What to produce: Every line that holds the string "title" is to be identified and copied.

[START Data supplied]

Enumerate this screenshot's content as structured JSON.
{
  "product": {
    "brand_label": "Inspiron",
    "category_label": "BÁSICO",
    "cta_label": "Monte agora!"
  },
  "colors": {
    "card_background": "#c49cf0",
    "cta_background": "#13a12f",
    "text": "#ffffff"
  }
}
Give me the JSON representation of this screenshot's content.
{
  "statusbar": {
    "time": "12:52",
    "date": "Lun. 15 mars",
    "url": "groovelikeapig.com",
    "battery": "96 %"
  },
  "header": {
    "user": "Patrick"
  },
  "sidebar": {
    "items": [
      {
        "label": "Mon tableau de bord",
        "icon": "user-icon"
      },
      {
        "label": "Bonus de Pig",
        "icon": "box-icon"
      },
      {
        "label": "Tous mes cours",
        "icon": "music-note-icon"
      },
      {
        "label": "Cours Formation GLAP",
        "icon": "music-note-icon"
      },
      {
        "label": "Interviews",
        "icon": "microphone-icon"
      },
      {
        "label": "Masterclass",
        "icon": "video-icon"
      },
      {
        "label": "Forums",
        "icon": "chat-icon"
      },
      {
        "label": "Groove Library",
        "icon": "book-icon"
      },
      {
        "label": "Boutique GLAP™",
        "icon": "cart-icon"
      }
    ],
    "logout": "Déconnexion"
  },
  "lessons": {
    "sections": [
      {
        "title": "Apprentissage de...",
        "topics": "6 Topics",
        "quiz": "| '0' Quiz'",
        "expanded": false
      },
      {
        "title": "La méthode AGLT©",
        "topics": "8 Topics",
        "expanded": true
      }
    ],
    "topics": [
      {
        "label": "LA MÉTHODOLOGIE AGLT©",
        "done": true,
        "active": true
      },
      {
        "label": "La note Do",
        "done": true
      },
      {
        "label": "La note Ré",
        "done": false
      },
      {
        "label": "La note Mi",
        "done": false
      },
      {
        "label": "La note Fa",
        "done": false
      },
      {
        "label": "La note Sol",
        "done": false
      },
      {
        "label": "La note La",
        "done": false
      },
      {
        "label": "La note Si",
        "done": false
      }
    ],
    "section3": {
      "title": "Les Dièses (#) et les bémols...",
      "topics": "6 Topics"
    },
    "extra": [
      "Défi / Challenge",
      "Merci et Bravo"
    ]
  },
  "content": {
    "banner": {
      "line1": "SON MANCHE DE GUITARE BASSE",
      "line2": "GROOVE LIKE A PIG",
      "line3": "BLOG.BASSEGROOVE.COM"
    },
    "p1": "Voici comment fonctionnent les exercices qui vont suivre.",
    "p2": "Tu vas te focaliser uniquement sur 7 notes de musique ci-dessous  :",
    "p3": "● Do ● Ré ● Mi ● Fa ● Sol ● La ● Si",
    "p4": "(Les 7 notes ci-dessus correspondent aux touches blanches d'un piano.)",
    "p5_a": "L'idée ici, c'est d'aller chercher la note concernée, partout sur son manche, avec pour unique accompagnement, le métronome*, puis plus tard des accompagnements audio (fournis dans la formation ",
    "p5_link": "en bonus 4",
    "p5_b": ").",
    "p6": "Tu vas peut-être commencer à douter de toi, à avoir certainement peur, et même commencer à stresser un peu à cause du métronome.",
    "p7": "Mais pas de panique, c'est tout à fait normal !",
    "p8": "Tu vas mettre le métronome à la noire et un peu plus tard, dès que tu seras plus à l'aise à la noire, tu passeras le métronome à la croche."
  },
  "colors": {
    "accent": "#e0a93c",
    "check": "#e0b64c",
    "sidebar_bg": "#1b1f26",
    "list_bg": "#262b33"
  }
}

[END Data supplied]

Exercise result:
        "title": "Apprentissage de...",
        "title": "La méthode AGLT©",
      "title": "Les Dièses (#) et les bémols...",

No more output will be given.